— start of Records for processing —

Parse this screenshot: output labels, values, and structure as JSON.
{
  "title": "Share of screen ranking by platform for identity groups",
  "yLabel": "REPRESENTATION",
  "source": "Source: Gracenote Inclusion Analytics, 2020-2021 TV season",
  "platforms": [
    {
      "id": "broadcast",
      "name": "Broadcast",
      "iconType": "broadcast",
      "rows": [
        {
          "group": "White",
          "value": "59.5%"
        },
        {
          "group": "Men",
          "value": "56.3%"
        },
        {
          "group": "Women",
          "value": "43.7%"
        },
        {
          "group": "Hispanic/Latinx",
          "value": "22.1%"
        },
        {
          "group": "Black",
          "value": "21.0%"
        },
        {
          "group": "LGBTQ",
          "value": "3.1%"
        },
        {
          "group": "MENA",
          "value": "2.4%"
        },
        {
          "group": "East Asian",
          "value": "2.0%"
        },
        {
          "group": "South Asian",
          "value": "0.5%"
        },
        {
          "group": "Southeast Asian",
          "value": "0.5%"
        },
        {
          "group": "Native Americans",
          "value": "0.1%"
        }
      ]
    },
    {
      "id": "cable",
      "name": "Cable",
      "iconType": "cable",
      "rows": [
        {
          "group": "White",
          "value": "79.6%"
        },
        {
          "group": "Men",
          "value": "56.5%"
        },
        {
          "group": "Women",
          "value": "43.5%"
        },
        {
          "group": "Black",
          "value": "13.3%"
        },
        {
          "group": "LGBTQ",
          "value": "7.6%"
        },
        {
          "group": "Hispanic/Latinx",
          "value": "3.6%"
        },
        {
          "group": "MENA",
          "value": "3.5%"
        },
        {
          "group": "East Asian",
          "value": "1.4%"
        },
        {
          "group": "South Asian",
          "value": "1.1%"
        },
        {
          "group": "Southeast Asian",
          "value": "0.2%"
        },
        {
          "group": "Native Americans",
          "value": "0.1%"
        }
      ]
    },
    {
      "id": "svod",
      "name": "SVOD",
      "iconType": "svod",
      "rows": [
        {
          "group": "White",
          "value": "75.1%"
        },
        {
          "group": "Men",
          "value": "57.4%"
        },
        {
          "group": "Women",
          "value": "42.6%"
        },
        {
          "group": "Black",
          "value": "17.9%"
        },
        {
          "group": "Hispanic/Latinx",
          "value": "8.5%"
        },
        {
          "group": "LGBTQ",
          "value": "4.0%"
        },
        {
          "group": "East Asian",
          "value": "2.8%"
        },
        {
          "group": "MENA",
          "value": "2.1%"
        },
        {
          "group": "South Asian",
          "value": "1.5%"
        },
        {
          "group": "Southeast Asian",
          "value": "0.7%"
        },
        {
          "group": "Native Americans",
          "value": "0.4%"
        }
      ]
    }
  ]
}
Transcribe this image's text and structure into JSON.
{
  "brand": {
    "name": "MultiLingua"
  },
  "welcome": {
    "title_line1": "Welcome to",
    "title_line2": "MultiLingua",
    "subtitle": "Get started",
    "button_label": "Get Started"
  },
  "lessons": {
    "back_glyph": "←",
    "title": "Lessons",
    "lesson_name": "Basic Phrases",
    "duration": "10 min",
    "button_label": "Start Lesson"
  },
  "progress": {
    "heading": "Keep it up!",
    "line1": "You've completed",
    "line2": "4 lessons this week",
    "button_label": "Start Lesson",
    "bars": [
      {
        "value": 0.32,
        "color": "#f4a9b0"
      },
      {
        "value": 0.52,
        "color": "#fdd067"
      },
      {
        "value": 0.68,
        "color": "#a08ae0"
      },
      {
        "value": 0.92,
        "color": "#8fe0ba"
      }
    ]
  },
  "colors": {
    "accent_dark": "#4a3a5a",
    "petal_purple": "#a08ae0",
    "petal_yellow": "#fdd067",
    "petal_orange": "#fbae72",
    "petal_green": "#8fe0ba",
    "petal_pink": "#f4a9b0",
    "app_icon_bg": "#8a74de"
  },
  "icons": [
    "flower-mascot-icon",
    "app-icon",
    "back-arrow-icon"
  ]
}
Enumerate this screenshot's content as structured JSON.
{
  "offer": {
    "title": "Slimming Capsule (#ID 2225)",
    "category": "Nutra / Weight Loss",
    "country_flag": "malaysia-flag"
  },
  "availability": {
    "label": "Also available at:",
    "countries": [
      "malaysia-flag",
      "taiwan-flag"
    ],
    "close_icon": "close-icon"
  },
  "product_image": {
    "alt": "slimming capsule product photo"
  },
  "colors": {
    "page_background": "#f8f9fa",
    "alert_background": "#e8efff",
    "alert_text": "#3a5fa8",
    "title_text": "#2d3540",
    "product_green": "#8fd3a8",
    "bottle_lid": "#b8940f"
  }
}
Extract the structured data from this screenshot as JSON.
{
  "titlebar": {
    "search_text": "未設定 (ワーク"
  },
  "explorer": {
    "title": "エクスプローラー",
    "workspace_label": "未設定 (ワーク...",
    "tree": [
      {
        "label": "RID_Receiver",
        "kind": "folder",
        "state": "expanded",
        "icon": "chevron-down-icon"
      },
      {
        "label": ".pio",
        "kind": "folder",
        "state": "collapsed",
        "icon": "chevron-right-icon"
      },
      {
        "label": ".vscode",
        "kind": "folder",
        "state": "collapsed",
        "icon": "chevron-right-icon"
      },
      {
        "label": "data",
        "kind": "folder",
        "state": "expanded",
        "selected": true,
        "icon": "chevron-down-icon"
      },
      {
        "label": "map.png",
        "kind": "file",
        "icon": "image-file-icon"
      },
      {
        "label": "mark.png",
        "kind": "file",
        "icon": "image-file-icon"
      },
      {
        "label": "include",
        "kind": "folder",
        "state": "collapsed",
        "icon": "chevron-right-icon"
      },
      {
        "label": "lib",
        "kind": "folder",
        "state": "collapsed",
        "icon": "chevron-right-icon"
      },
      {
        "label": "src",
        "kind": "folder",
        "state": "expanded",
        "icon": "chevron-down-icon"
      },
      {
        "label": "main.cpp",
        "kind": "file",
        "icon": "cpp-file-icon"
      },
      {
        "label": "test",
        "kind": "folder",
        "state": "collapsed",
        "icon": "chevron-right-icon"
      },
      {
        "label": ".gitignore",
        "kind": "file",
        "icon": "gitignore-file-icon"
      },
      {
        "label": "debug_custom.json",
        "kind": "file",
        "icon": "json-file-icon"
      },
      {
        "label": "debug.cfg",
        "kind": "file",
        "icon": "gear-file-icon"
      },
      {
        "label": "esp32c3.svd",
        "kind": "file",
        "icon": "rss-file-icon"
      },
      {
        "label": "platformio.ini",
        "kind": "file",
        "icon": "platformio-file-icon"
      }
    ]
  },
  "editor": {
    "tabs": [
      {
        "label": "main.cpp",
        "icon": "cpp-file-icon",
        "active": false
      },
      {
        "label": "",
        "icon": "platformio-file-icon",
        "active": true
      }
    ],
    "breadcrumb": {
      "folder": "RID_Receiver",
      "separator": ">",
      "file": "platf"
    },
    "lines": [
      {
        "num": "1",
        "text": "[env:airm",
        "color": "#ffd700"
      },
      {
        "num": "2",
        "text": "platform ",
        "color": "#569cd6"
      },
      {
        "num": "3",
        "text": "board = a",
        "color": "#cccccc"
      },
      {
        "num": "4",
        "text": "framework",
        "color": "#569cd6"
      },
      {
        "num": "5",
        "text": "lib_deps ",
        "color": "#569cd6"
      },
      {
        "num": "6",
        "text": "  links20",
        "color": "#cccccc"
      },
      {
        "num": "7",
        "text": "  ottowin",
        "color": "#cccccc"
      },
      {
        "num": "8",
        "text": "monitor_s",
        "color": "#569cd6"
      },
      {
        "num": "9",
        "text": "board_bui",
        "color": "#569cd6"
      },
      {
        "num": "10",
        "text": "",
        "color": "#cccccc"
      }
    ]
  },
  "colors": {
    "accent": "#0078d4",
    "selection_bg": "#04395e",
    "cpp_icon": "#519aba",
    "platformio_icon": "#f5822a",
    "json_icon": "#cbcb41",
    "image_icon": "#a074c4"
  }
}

— end of Records for processing —

● **Work instructions**
Where a line contains the string "flag", extract that line.

● **Problem solution**
    "country_flag": "malaysia-flag"
      "malaysia-flag",
      "taiwan-flag"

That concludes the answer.